## What to work on
Using the listing below, select the lines with the word "name" and copy them.

## Provided information
—————
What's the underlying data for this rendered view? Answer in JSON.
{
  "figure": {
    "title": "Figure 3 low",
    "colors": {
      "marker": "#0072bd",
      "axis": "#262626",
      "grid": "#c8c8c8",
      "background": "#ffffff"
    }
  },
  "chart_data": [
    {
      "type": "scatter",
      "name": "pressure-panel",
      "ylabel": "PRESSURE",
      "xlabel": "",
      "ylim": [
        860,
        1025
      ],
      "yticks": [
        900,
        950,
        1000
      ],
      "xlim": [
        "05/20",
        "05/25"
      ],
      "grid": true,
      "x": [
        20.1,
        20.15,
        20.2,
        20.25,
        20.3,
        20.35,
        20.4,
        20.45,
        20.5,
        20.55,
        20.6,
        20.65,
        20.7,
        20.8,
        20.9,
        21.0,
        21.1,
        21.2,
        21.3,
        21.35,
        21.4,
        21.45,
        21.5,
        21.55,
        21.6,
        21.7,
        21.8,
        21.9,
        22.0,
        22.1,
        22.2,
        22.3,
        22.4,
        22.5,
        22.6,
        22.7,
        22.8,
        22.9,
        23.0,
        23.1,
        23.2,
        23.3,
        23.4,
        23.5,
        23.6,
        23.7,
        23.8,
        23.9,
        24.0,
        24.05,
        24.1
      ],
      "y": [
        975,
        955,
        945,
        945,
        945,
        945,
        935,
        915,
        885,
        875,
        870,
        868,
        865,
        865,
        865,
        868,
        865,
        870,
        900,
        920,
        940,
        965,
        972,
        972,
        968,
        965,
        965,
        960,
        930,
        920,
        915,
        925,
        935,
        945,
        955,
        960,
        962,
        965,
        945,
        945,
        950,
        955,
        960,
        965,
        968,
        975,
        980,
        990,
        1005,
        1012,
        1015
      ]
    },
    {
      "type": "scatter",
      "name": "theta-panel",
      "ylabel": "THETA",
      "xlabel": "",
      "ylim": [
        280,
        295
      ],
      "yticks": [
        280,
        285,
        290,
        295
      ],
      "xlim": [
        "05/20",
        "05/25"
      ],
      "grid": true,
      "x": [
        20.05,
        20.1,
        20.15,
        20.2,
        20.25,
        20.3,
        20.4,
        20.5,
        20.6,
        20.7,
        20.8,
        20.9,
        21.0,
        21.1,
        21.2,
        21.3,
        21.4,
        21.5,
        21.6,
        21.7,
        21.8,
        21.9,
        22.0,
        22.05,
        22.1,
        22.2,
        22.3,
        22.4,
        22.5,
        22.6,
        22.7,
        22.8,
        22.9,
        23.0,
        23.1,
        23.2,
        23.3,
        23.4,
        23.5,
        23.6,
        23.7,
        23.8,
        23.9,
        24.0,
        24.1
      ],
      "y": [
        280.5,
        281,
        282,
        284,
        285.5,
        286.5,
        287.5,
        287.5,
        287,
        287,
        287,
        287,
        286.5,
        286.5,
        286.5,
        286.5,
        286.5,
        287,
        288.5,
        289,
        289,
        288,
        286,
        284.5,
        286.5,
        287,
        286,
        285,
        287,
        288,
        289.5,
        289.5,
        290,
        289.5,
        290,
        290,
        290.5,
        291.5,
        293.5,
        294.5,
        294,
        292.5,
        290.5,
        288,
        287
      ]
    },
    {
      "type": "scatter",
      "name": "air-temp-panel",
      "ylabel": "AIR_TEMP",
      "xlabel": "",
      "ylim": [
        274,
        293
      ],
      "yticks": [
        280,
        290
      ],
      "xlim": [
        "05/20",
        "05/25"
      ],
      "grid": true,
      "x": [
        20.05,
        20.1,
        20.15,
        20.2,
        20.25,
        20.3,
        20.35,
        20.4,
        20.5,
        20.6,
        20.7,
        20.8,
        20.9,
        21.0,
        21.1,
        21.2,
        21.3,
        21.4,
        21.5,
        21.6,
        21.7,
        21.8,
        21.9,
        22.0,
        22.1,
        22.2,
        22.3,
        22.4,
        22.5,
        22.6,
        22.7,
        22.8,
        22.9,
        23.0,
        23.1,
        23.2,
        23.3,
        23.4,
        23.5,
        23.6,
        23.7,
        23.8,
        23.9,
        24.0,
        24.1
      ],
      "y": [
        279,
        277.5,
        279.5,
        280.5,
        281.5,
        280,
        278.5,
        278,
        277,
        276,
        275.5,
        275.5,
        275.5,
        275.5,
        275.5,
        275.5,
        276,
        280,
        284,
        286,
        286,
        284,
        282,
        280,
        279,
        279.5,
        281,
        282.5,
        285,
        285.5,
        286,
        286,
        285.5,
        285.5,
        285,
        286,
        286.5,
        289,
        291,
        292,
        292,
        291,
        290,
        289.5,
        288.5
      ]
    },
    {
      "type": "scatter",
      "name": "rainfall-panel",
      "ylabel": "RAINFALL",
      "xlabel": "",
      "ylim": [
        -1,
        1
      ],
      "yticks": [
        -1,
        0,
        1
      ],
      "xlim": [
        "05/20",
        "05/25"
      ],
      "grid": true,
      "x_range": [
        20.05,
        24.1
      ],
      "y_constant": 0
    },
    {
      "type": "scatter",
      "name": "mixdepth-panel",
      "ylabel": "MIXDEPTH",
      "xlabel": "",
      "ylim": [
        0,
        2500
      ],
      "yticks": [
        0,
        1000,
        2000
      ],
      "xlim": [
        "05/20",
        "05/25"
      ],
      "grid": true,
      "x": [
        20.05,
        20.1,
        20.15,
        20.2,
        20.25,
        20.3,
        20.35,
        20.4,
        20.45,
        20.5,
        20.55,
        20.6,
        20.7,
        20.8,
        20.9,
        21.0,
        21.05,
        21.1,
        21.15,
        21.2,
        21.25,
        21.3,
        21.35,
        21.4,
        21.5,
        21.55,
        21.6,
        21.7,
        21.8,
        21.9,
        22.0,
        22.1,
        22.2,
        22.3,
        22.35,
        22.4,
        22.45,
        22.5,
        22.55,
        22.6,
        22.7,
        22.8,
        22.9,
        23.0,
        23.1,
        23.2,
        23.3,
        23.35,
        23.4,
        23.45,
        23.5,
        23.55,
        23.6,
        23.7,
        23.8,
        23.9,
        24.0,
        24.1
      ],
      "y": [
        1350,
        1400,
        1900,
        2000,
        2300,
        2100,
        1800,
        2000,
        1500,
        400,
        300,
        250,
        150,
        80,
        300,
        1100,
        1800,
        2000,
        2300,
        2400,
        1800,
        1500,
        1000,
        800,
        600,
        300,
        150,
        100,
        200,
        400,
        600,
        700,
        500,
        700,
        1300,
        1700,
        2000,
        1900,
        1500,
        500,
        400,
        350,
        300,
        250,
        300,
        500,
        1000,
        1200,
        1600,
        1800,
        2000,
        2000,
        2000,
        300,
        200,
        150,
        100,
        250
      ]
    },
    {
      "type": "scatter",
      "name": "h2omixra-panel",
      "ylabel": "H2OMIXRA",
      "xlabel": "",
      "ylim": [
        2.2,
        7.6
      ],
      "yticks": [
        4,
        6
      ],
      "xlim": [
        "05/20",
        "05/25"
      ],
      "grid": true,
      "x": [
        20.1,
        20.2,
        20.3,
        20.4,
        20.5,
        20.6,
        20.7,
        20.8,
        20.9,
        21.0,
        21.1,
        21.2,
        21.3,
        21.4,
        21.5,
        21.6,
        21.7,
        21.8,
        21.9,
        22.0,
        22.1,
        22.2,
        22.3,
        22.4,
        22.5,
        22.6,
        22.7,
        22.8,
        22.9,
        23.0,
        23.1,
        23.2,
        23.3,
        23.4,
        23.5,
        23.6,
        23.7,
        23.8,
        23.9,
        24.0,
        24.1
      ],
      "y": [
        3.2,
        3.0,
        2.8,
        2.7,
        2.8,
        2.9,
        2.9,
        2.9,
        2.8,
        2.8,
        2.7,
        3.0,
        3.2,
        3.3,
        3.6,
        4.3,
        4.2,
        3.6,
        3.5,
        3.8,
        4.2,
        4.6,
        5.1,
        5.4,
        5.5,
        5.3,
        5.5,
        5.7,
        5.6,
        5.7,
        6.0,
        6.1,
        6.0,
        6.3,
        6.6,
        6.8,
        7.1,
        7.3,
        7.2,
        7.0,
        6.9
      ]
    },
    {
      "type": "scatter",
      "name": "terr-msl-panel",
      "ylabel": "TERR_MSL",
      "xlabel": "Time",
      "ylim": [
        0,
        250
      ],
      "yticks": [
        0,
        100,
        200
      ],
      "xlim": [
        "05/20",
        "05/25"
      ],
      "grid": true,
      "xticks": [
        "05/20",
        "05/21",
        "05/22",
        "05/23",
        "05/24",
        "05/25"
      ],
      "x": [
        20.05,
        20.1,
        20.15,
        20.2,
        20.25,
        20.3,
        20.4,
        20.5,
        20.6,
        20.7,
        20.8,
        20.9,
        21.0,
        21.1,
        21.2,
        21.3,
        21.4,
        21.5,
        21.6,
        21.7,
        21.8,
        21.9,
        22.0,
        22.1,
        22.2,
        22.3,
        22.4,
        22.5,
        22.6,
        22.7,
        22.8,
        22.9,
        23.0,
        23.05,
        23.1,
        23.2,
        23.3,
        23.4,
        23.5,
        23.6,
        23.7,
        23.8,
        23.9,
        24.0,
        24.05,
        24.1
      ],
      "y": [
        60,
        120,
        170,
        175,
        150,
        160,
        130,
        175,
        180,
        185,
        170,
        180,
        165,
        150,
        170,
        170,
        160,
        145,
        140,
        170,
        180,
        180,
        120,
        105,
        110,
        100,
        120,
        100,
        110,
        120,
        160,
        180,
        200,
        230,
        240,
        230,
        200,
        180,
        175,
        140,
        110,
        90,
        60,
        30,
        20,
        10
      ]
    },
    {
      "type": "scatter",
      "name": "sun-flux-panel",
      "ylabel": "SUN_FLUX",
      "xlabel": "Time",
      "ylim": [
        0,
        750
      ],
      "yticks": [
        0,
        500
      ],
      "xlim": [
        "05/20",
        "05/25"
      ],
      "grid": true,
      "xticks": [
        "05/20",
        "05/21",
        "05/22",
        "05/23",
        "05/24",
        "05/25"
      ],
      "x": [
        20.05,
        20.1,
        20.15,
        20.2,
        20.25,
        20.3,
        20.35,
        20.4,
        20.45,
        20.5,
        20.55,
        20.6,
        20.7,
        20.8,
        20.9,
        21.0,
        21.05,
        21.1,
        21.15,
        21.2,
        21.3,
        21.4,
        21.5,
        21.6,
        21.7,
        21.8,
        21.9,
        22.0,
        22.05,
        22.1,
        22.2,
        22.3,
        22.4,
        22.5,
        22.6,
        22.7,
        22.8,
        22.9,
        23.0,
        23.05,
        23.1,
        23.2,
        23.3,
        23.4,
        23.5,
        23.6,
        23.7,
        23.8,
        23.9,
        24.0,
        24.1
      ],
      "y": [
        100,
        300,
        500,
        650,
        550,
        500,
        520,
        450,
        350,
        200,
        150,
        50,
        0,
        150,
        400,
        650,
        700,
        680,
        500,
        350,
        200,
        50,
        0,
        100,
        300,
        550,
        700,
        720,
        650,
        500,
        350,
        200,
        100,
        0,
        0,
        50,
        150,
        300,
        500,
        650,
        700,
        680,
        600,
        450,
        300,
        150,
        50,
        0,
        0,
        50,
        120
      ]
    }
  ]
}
—————
## Solved exercise
      "name": "pressure-panel",
      "name": "theta-panel",
      "name": "air-temp-panel",
      "name": "rainfall-panel",
      "name": "mixdepth-panel",
      "name": "h2omixra-panel",
      "name": "terr-msl-panel",
      "name": "sun-flux-panel",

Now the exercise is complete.